▶ [SELECTED EXTRACT]:
-- START --
Existence of solutions for discrete fractional boundary value problems with a p-Laplacian operator

Abstract

This paper is concerned with the existence of solutions to a discrete fractional boundary value problem with a p-Laplacian operator. Under certain nonlinear growth conditions of the nonlinearity, the existence result is established by using Schaefer’s fixed point theorem. Additionally, a representative example is presented to illustrate the effectiveness of the main result.

MSC:26A33, 39A05, 39A12.

1 Introduction

For any number $a\in \mathbb{R}$ and each interval I of $\mathbb{R}$, we denote ${\mathrm{N}}_a=\{a,a+1,a+2,\dots \}$ and ${\mathrm{I}}_{{\mathrm{N}}_a}=\mathrm{I}\cap {\mathrm{N}}_a$ throughout this paper. It is also worth noting that, in what follows, we appeal to the convention that ${\sum }_{s=k}^{k-1}u(s)=0$ for any $k\in {\mathrm{N}}_a$, where u is a function defined on ${\mathrm{N}}_a$.

In this paper, we will consider the following discrete fractional boundary value problem with a p-Laplacian operator:

$$\{\begin{array}{c}{\mathrm{\Delta }}_C^{\beta }[{\varphi }_p({\mathrm{\Delta }}_C^{\alpha }u)](t)=f(t+\alpha +\beta -1,u(t+\alpha +\beta -1)),t\in {[0,b]}_{{\mathrm{N}}_0},\hfill \\ {\mathrm{\Delta }}_C^{\alpha }u(t){|}_{t=\beta -1}+{\mathrm{\Delta }}_C^{\alpha }u(t){|}_{t=\beta +b}=0,\hfill \\ u(\alpha +\beta -2)+u(\alpha +\beta +b)=0,\hfill \end{array}$$

(1.1)

where $0<\alpha$, $\beta \le 1$, $1<\alpha +\beta \le 2$, $b\in {\mathrm{N}}_1$, ${\mathrm{\Delta }}_C^{\beta }$ and ${\mathrm{\Delta }}_C^{\alpha }$ denote the Caputo fractional differences of order α and β respectively, $f:{[\alpha +\beta -1,b+\alpha +\beta -1]}_{{\mathrm{N}}_{\alpha +\beta -1}}\times \mathbb{R}\to \mathbb{R}$ is a continuous function and ${\varphi }_p$ is the p-Laplacian operator, that is, ${\varphi }_p(u)={|u|}^{p-2}u$, $p>1$. Obviously, ${\varphi }_p$ is invertible and its inverse operator is ${\varphi }_q$, where $q>1$ is a constant such that $1/p+1/q=1$.
-- END --
▶ [RECORD EXCERPTS]:
-- START --
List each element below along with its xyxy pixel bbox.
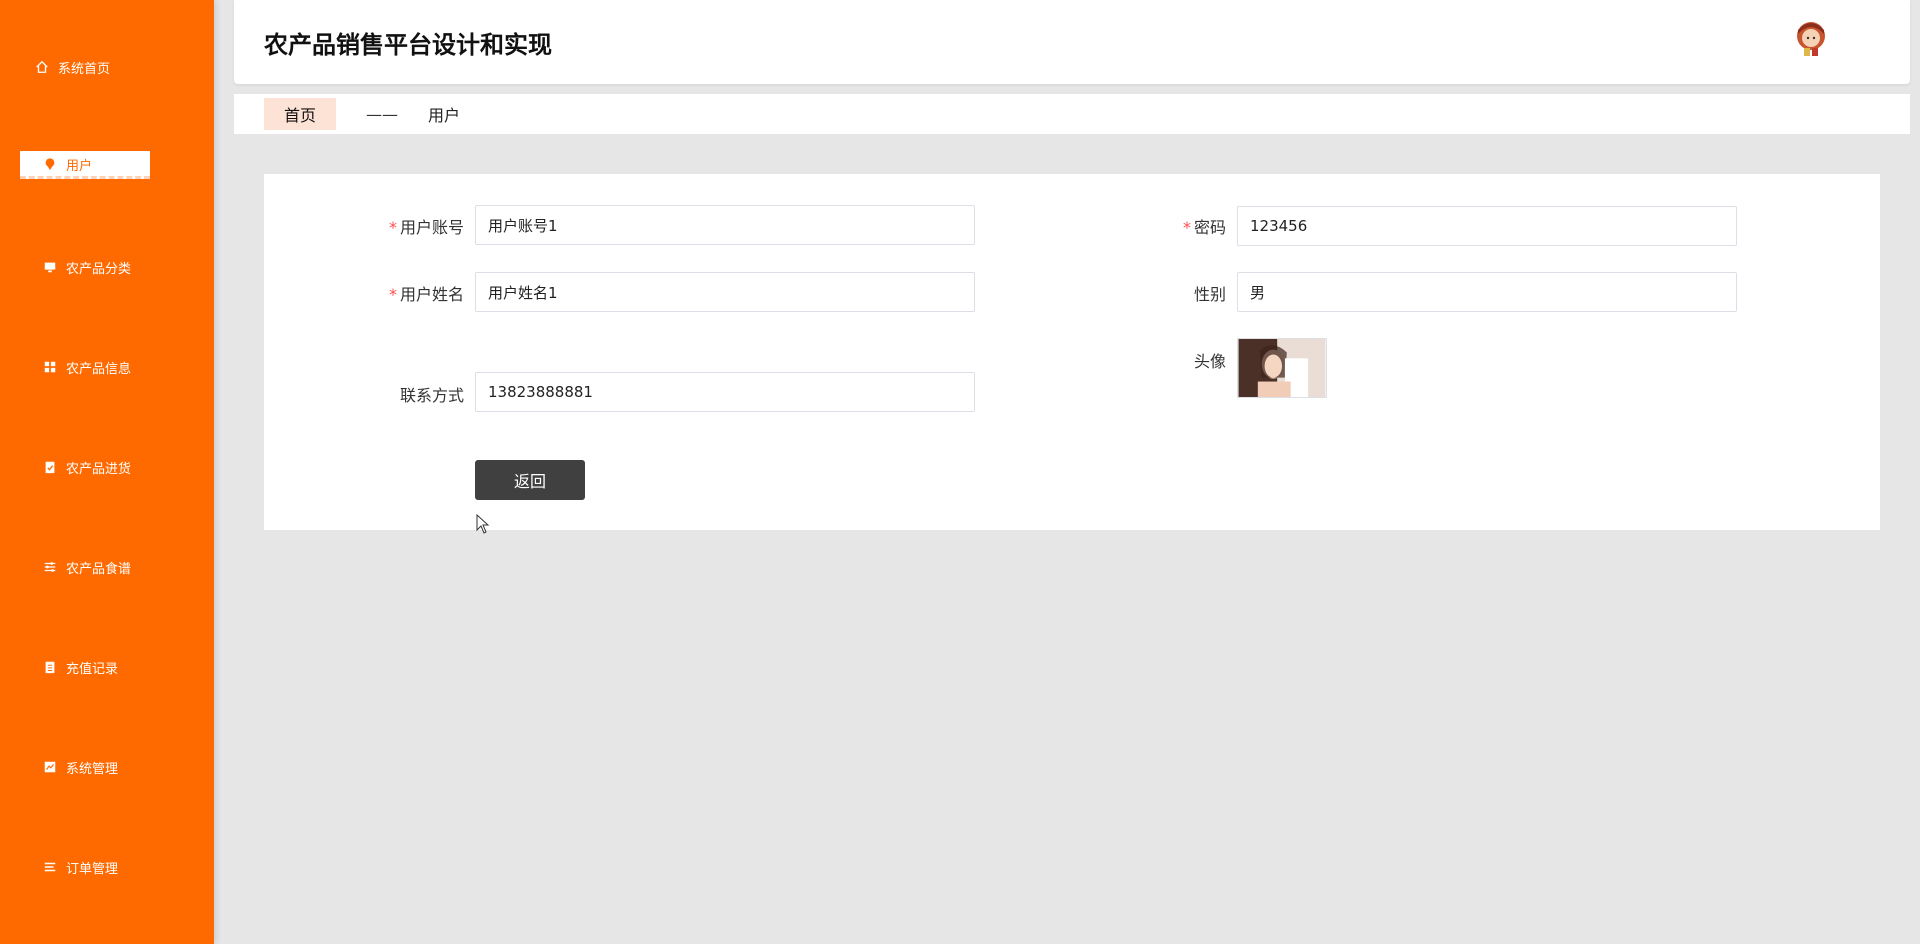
top-header: 农产品销售平台设计和实现 <box>234 0 1910 84</box>
list-icon <box>42 859 58 875</box>
sidebar-item-home[interactable]: 系统首页 <box>0 52 214 82</box>
name-label-text: 用户姓名 <box>399 285 464 304</box>
contact-label: 联系方式 <box>399 386 464 405</box>
gender-field[interactable]: 男 <box>1237 272 1737 312</box>
breadcrumb-current: 用户 <box>428 106 461 125</box>
account-field[interactable]: 用户账号1 <box>475 205 975 245</box>
mouse-cursor-icon <box>476 514 490 534</box>
gender-label: 性别 <box>1193 285 1226 304</box>
sidebar-item-label: 系统首页 <box>58 61 111 77</box>
sidebar-item-order-management[interactable]: 订单管理 <box>0 852 214 882</box>
avatar-image[interactable] <box>1237 338 1327 398</box>
sidebar-item-label: 农产品信息 <box>66 361 132 377</box>
sidebar-item-users[interactable]: 用户 <box>0 149 214 179</box>
sidebar-item-label: 充值记录 <box>66 661 119 677</box>
account-label-text: 用户账号 <box>399 218 464 237</box>
home-icon <box>34 59 50 75</box>
clipboard-check-icon <box>42 459 58 475</box>
sidebar-item-system-management[interactable]: 系统管理 <box>0 752 214 782</box>
required-mark: * <box>388 218 397 237</box>
contact-field[interactable]: 13823888881 <box>475 372 975 412</box>
sidebar: 系统首页 用户 农产品分类 农产品信息 农产品进货 农产品食谱 充值记录 系统管… <box>0 0 214 944</box>
password-label-text: 密码 <box>1193 218 1226 237</box>
portrait-photo-icon <box>1238 339 1326 397</box>
sidebar-item-product-purchase[interactable]: 农产品进货 <box>0 452 214 482</box>
chart-icon <box>42 759 58 775</box>
avatar-label: 头像 <box>1193 352 1226 371</box>
clipboard-icon <box>42 659 58 675</box>
required-mark: * <box>388 285 397 304</box>
monitor-icon <box>42 259 58 275</box>
sidebar-item-recharge-records[interactable]: 充值记录 <box>0 652 214 682</box>
breadcrumb-separator: —— <box>366 104 399 124</box>
location-pin-icon <box>42 156 58 172</box>
breadcrumb: 首页 —— 用户 <box>234 94 1910 134</box>
back-button[interactable]: 返回 <box>475 460 585 500</box>
password-field[interactable]: 123456 <box>1237 206 1737 246</box>
user-avatar[interactable] <box>1790 18 1832 60</box>
sidebar-item-label: 订单管理 <box>66 861 119 877</box>
sidebar-item-product-category[interactable]: 农产品分类 <box>0 252 214 282</box>
sidebar-item-label: 系统管理 <box>66 761 119 777</box>
sidebar-item-label: 农产品食谱 <box>66 561 132 577</box>
account-label: * 用户账号 <box>324 214 464 238</box>
sidebar-item-label: 用户 <box>66 158 93 174</box>
name-field[interactable]: 用户姓名1 <box>475 272 975 312</box>
app-title: 农产品销售平台设计和实现 <box>264 31 552 59</box>
breadcrumb-home[interactable]: 首页 <box>264 98 337 130</box>
password-label: * 密码 <box>1086 214 1226 238</box>
user-detail-form: * 用户账号 用户账号1 * 密码 123456 * 用户姓名 用户姓名1 性别 男 … <box>264 174 1880 530</box>
sidebar-item-label: 农产品分类 <box>66 261 132 277</box>
sidebar-item-product-recipe[interactable]: 农产品食谱 <box>0 552 214 582</box>
cartoon-avatar-icon <box>1797 22 1825 56</box>
sidebar-item-label: 农产品进货 <box>66 461 132 477</box>
name-label: * 用户姓名 <box>324 281 464 305</box>
sidebar-item-product-info[interactable]: 农产品信息 <box>0 352 214 382</box>
required-mark: * <box>1182 218 1191 237</box>
sliders-icon <box>42 559 58 575</box>
grid-icon <box>42 359 58 375</box>
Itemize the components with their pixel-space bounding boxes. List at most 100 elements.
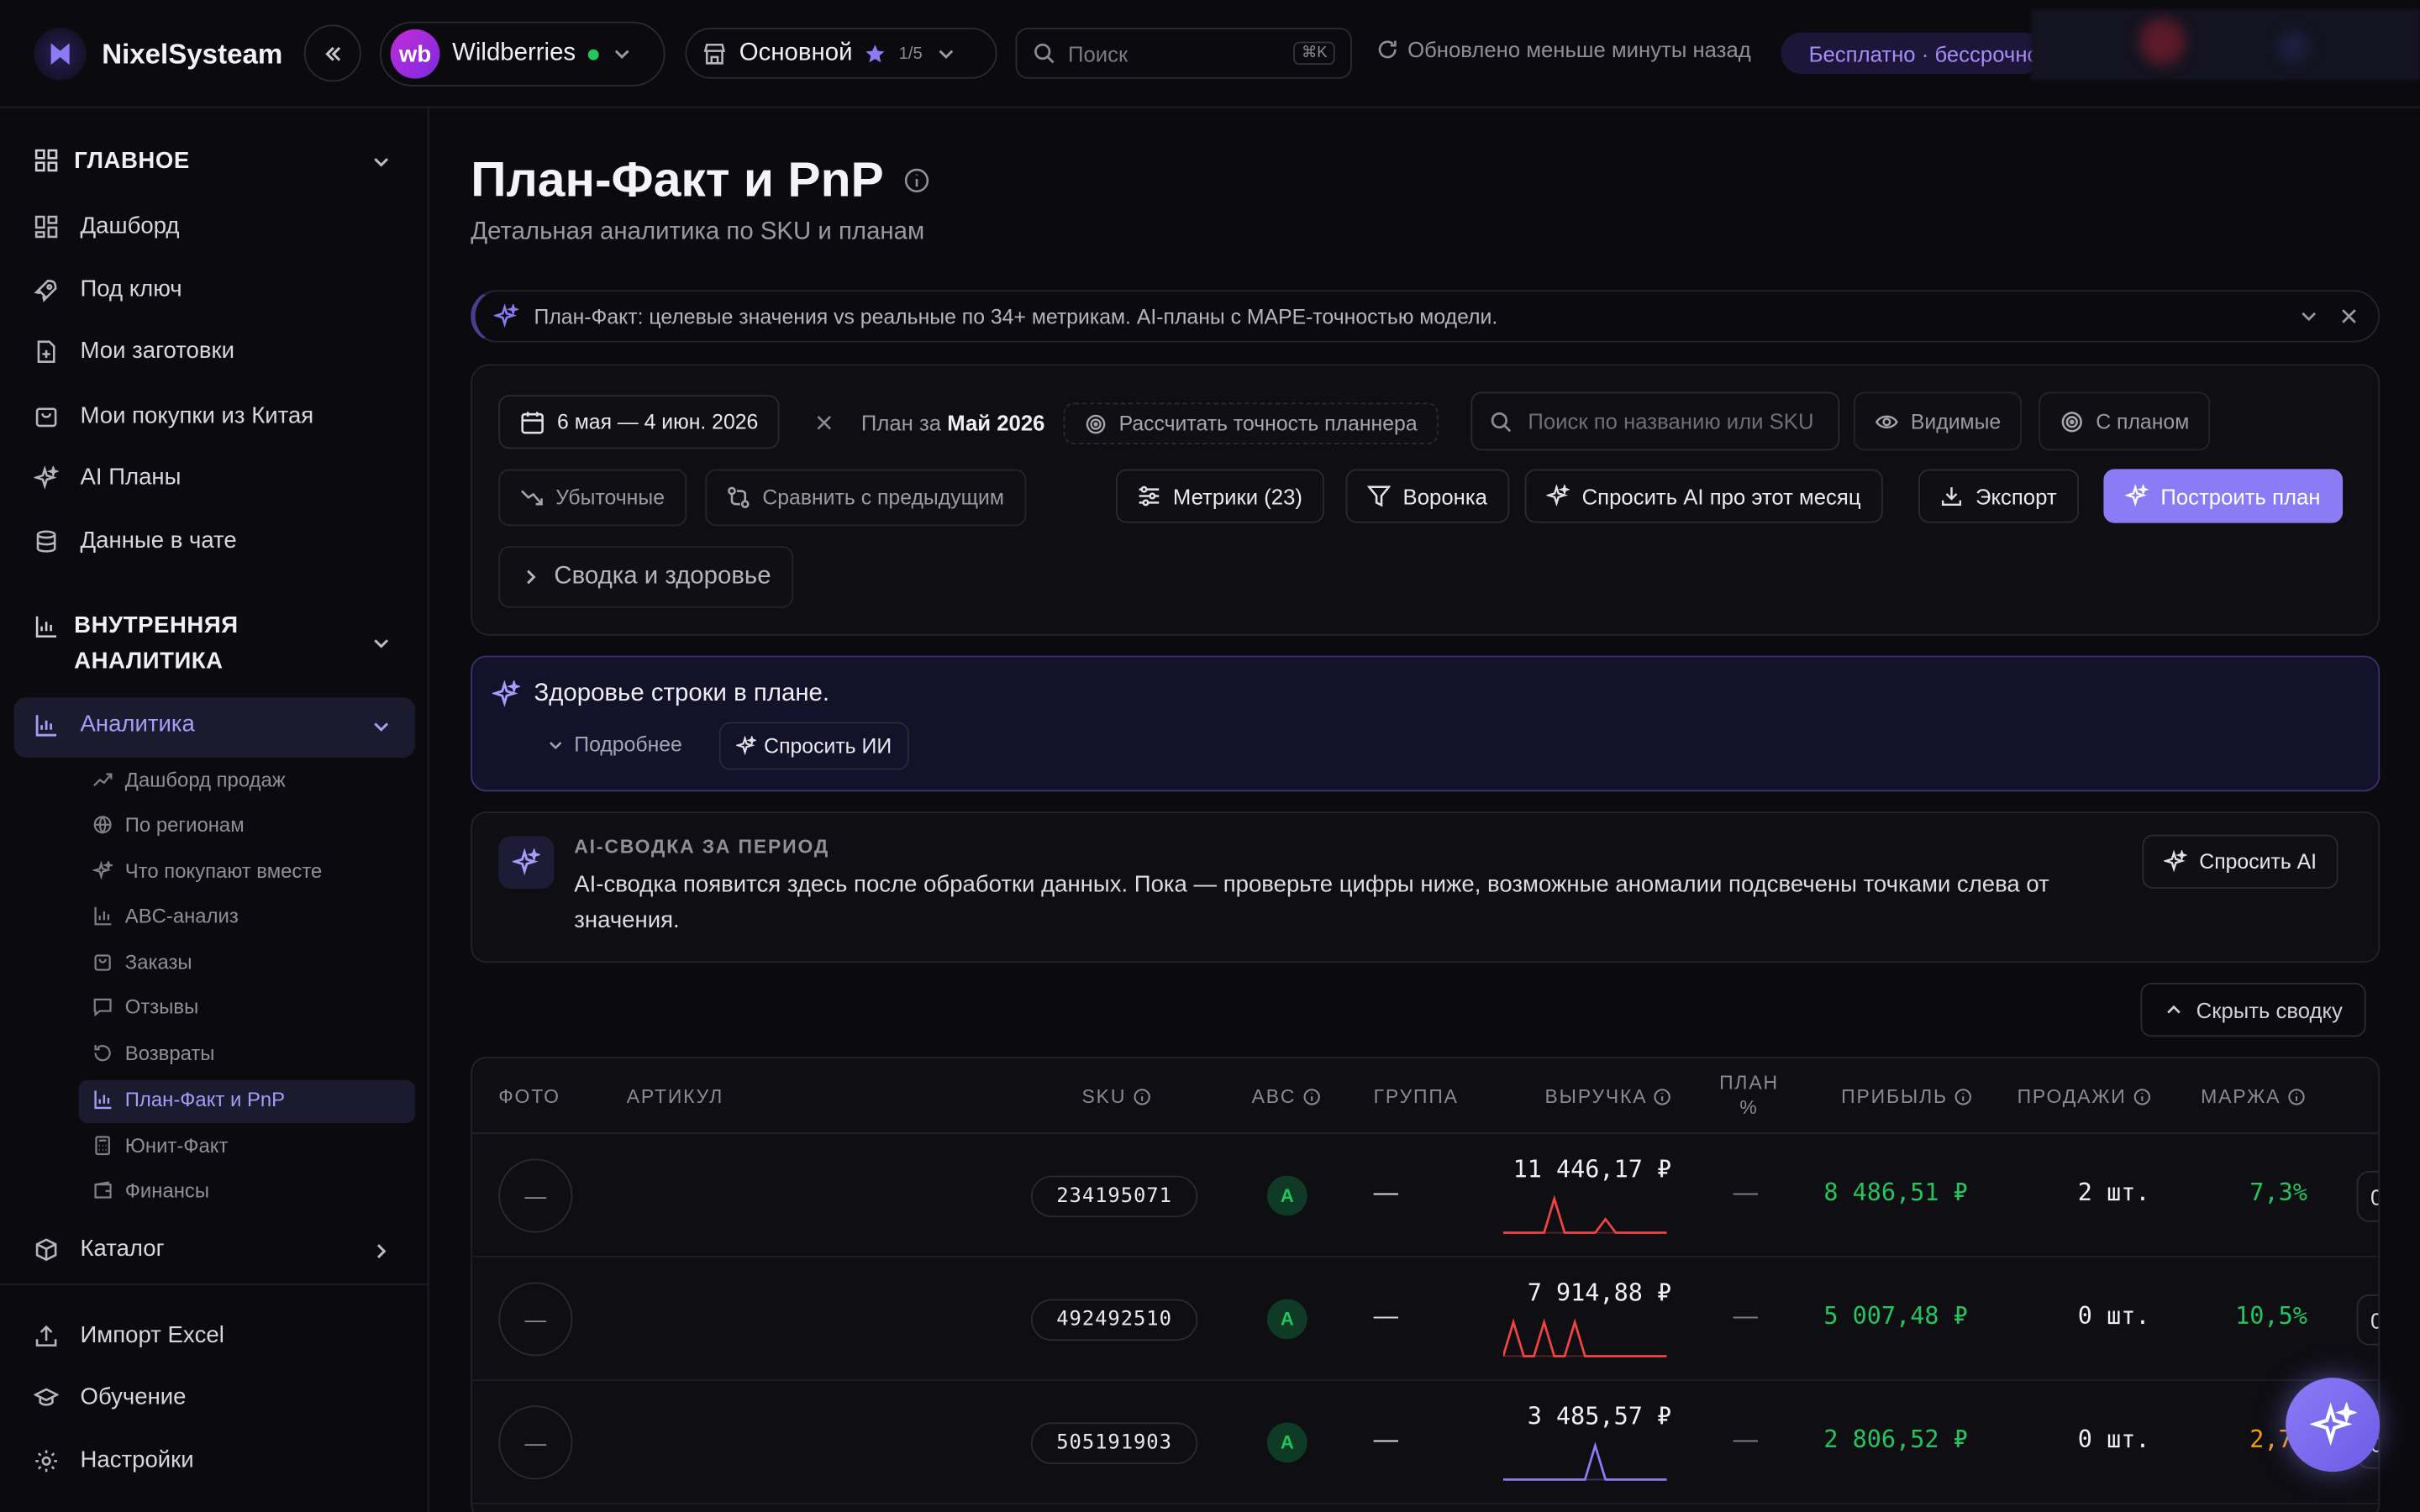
file-plus-icon <box>37 339 55 363</box>
database-icon <box>36 529 56 552</box>
plan-month-label[interactable]: План за Май 2026 <box>861 411 1045 435</box>
col-group[interactable]: ГРУППА <box>1374 1086 1459 1108</box>
table-row[interactable]: — 492492510 A — 7 914,88 ₽ — 5 007,48 ₽ … <box>472 1257 2379 1381</box>
visible-filter-button[interactable]: Видимые <box>1853 391 2023 451</box>
sku-search-input[interactable]: Поиск по названию или SKU <box>1470 391 1840 451</box>
export-button[interactable]: Экспорт <box>1918 469 2079 523</box>
chevron-down-icon[interactable] <box>371 716 392 738</box>
sidebar-sub-abc[interactable]: ABC-анализ <box>92 904 239 927</box>
metrics-button[interactable]: Метрики (23) <box>1115 469 1324 523</box>
margin-value: 7,3% <box>2249 1179 2307 1207</box>
col-photo[interactable]: ФОТО <box>498 1086 560 1108</box>
chevron-down-icon[interactable] <box>371 633 392 654</box>
bar-chart-icon <box>35 714 57 736</box>
sales-value: 0 шт. <box>2077 1425 2150 1454</box>
close-icon[interactable] <box>2338 306 2360 328</box>
sidebar-sub-finance[interactable]: Финансы <box>92 1179 209 1202</box>
collapse-sidebar-button[interactable] <box>303 24 361 82</box>
sidebar-sub-orders[interactable]: Заказы <box>92 950 192 974</box>
sidebar-sub-unit-fact[interactable]: Юнит-Факт <box>92 1134 228 1158</box>
visible-filter-label: Видимые <box>1910 409 2002 433</box>
table-row[interactable]: — 505191903 A — 3 485,57 ₽ — 2 806,52 ₽ … <box>472 1381 2379 1504</box>
ask-ai-month-label: Спросить AI про этот месяц <box>1581 483 1861 509</box>
target-icon <box>1086 413 1106 433</box>
sidebar-sub-returns[interactable]: Возвраты <box>92 1042 214 1064</box>
plan-badge[interactable]: Бесплатно · бессрочно <box>1781 32 2044 75</box>
info-icon[interactable] <box>902 165 930 193</box>
col-sales[interactable]: ПРОДАЖИ <box>2018 1086 2151 1108</box>
truncated-cell[interactable]: 0 <box>2356 1294 2379 1346</box>
col-abc[interactable]: ABC <box>1252 1086 1321 1108</box>
health-details-toggle[interactable]: Подробнее <box>546 732 682 756</box>
chevron-up-icon <box>2167 1005 2181 1014</box>
sku-chip[interactable]: 234195071 <box>1030 1175 1198 1218</box>
sidebar-item-settings[interactable]: Настройки <box>34 1447 194 1473</box>
sidebar-sub-bought-together[interactable]: Что покупают вместе <box>92 859 322 883</box>
sidebar-sub-label: Финансы <box>124 1179 210 1202</box>
chevron-down-icon[interactable] <box>2298 306 2320 328</box>
sidebar-item-turnkey[interactable]: Под ключ <box>34 276 182 302</box>
sparkline-line <box>1502 1318 1667 1357</box>
table-row[interactable]: — 234195071 A — 11 446,17 ₽ — 8 486,51 ₽… <box>472 1134 2379 1257</box>
col-revenue[interactable]: ВЫРУЧКА <box>1545 1086 1672 1108</box>
col-plan-percent[interactable]: ПЛАН% <box>1719 1073 1779 1119</box>
sidebar-item-chat-data[interactable]: Данные в чате <box>34 528 237 554</box>
col-article[interactable]: АРТИКУЛ <box>627 1086 724 1108</box>
info-banner: План-Факт: целевые значения vs реальные … <box>471 290 2381 343</box>
col-sku[interactable]: SKU <box>1082 1086 1151 1108</box>
close-icon[interactable] <box>815 413 834 432</box>
sidebar-item-catalog[interactable]: Каталог <box>34 1236 165 1262</box>
sidebar-item-ai-plans[interactable]: AI Планы <box>34 465 181 491</box>
section-internal-header[interactable]: ВНУТРЕННЯЯ АНАЛИТИКА <box>34 608 238 679</box>
hide-summary-button[interactable]: Скрыть сводку <box>2140 982 2366 1037</box>
main-content: План-Факт и PnP Детальная аналитика по S… <box>429 108 2420 1512</box>
chevron-right-icon[interactable] <box>371 1241 392 1263</box>
profile-selector[interactable]: Основной 1/5 <box>685 28 997 79</box>
sidebar-sub-regions[interactable]: По регионам <box>92 813 245 836</box>
shopping-bag-icon <box>35 407 57 427</box>
compare-previous-button[interactable]: Сравнить с предыдущим <box>705 469 1026 527</box>
sidebar-sub-plan-fact[interactable]: План-Факт и PnP <box>92 1088 285 1110</box>
sparkles-icon <box>736 736 756 756</box>
loss-filter-button[interactable]: Убыточные <box>498 469 687 527</box>
brand[interactable]: NixelSysteam <box>34 28 282 81</box>
store-icon <box>703 43 726 64</box>
truncated-cell[interactable]: 0 <box>2356 1171 2379 1222</box>
funnel-button[interactable]: Воронка <box>1345 469 1509 523</box>
with-plan-filter-button[interactable]: С планом <box>2039 391 2211 451</box>
sidebar-item-import-excel[interactable]: Импорт Excel <box>34 1322 224 1348</box>
git-compare-icon <box>728 486 750 509</box>
col-margin[interactable]: МАРЖА <box>2201 1086 2306 1108</box>
calculator-icon <box>95 1136 110 1156</box>
refresh-icon <box>1378 40 1397 59</box>
sidebar-sub-sales-dashboard[interactable]: Дашборд продаж <box>92 769 286 791</box>
sidebar-item-analytics[interactable]: Аналитика <box>34 711 195 738</box>
col-profit[interactable]: ПРИБЫЛЬ <box>1841 1086 1972 1108</box>
health-ask-ai-button[interactable]: Спросить ИИ <box>718 722 909 770</box>
section-main-label: ГЛАВНОЕ <box>74 148 190 175</box>
sidebar-sub-reviews[interactable]: Отзывы <box>92 995 198 1018</box>
build-plan-button[interactable]: Построить план <box>2103 469 2343 523</box>
sales-value: 2 шт. <box>2077 1179 2150 1207</box>
ask-ai-month-button[interactable]: Спросить AI про этот месяц <box>1524 469 1883 523</box>
sidebar-item-learning[interactable]: Обучение <box>34 1384 186 1410</box>
chevron-down-icon[interactable] <box>371 151 392 173</box>
summary-health-toggle[interactable]: Сводка и здоровье <box>498 546 793 608</box>
store-selector[interactable]: wb Wildberries <box>379 21 666 87</box>
sidebar-item-china-purchases[interactable]: Мои покупки из Китая <box>34 402 313 429</box>
sidebar-item-dashboard[interactable]: Дашборд <box>34 213 179 239</box>
sidebar-item-drafts[interactable]: Мои заготовки <box>34 338 234 364</box>
planner-accuracy-button[interactable]: Рассчитать точность планнера <box>1063 402 1439 444</box>
sidebar-sub-label: Что покупают вместе <box>124 859 323 883</box>
section-main-header[interactable]: ГЛАВНОЕ <box>34 148 190 175</box>
ai-summary-ask-button[interactable]: Спросить AI <box>2142 834 2338 889</box>
sku-chip[interactable]: 492492510 <box>1030 1299 1198 1341</box>
sales-value: 0 шт. <box>2077 1302 2150 1331</box>
blurred-user-area[interactable] <box>2031 9 2420 81</box>
global-search-input[interactable]: Поиск ⌘K <box>1015 28 1352 79</box>
ai-assistant-fab[interactable] <box>2286 1378 2381 1473</box>
date-range-picker[interactable]: 6 мая — 4 июн. 2026 <box>498 395 781 449</box>
sparkles-icon <box>492 680 520 707</box>
update-status[interactable]: Обновлено меньше минуты назад <box>1376 37 1751 61</box>
sku-chip[interactable]: 505191903 <box>1030 1422 1198 1465</box>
-- END --
▶ [TASK BRIEF]:
Using the excerpt on discrete fractional boundary value problems, answer the following questions:
(a) Which fixed point theorem is used to establish the existence result?
(b) What is the inverse operator of the p-Laplacian operator φ_p, and what condition does q satisfy?
(c) What value is a sum from s = k to k − 1 taken to have by convention?

▶ [RESULT OF THE TASK]:
(a) Schaefer's fixed point theorem.
(b) The inverse is φ_q, where q > 1 is a constant with 1/p + 1/q = 1.
(c) Zero.